Extracted data entries
++++++++++++++++++++

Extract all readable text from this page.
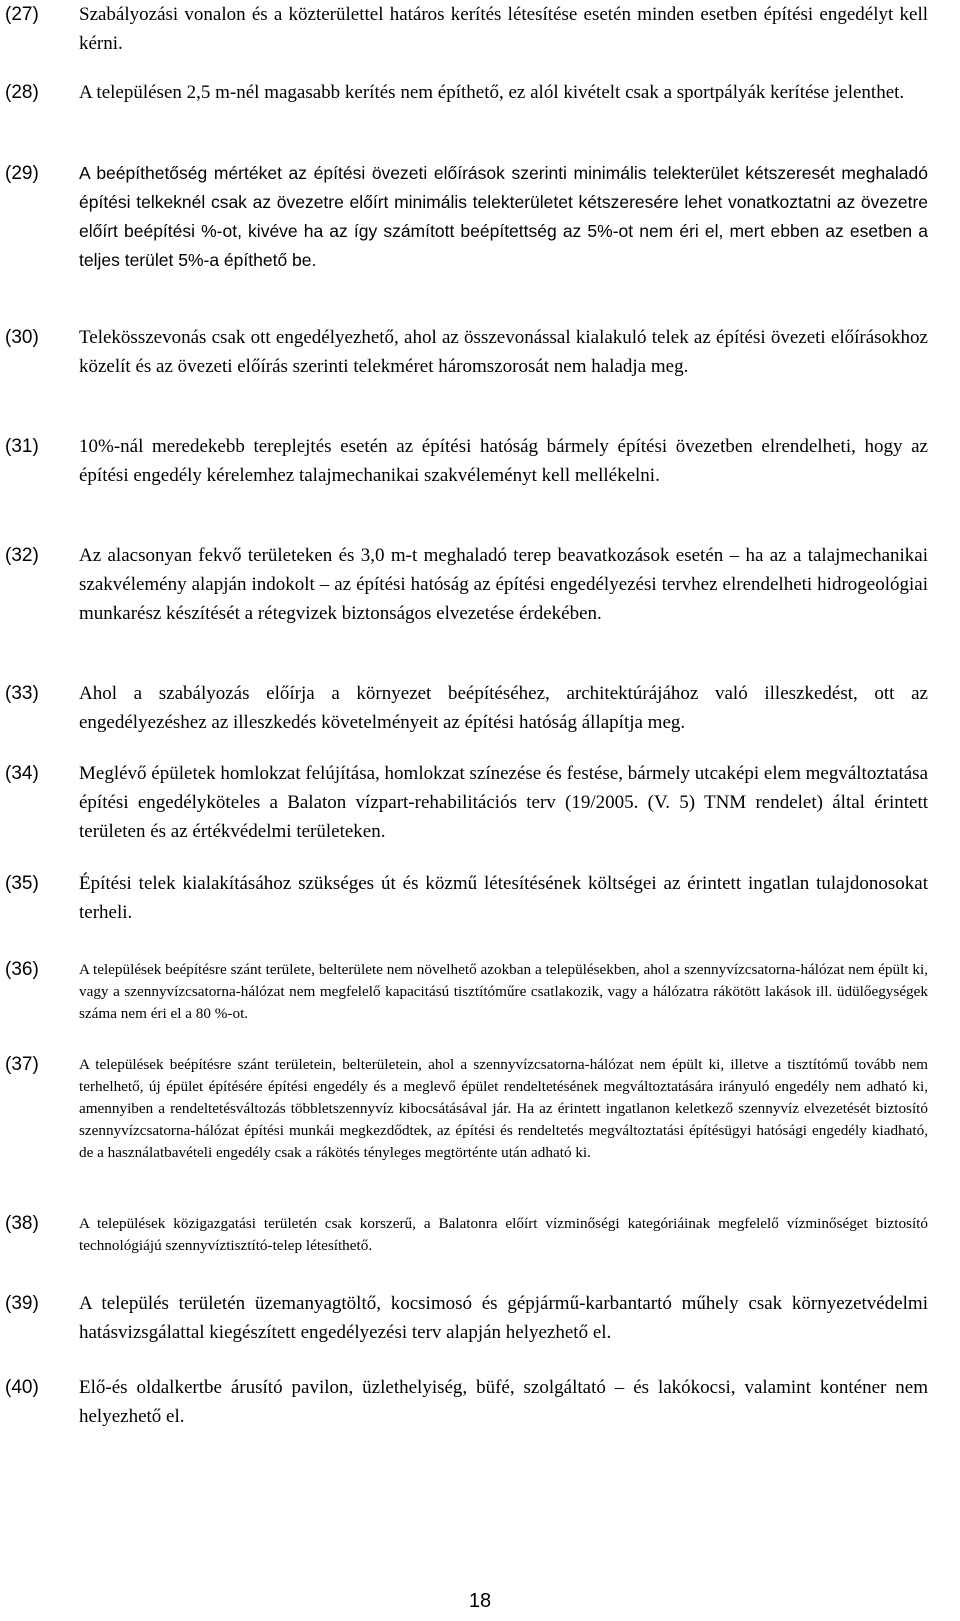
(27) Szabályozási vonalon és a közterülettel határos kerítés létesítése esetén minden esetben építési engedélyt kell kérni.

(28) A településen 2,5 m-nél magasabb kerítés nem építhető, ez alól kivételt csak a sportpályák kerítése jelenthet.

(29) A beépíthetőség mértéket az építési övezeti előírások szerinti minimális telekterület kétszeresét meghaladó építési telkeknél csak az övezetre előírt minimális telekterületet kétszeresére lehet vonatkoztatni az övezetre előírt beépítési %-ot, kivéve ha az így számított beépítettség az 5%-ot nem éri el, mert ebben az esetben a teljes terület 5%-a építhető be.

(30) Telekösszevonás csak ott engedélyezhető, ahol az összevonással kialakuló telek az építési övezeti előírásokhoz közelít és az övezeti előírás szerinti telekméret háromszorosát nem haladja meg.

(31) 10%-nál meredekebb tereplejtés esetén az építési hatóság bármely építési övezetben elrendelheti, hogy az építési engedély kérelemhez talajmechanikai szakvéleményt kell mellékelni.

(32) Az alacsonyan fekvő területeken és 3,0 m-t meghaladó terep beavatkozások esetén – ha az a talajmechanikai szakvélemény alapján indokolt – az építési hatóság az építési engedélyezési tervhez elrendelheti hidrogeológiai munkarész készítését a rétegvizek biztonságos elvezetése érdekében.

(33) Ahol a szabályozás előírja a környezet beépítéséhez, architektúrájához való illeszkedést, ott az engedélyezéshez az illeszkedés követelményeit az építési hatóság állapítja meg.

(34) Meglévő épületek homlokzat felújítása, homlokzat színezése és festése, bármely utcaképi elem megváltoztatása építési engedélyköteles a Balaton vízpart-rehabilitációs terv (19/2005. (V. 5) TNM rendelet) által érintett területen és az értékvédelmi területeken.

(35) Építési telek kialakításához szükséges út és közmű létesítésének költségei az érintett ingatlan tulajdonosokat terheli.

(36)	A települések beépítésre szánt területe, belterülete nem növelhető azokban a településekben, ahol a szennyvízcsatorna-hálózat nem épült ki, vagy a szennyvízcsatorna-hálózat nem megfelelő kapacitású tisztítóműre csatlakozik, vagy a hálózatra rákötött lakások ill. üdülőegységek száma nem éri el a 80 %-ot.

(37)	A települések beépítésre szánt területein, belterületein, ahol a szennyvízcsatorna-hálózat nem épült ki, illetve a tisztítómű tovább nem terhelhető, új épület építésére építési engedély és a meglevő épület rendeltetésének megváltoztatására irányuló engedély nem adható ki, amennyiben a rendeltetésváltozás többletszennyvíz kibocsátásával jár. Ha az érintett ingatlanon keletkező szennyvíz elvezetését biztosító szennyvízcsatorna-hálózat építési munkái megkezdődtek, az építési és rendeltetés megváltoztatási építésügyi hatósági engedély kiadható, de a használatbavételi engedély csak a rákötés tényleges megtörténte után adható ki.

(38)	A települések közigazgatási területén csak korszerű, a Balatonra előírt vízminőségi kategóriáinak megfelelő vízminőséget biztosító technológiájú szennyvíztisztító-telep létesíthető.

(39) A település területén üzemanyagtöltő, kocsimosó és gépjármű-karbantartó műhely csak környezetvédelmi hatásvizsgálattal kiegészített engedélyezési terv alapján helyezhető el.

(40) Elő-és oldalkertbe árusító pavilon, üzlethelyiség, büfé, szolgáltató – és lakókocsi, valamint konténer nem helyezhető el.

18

++++++++++++++++++++

## GOAL:
Give the number of lines in the listing above that hold the string "kerítés", with nothing else.

## RESPONSE:
2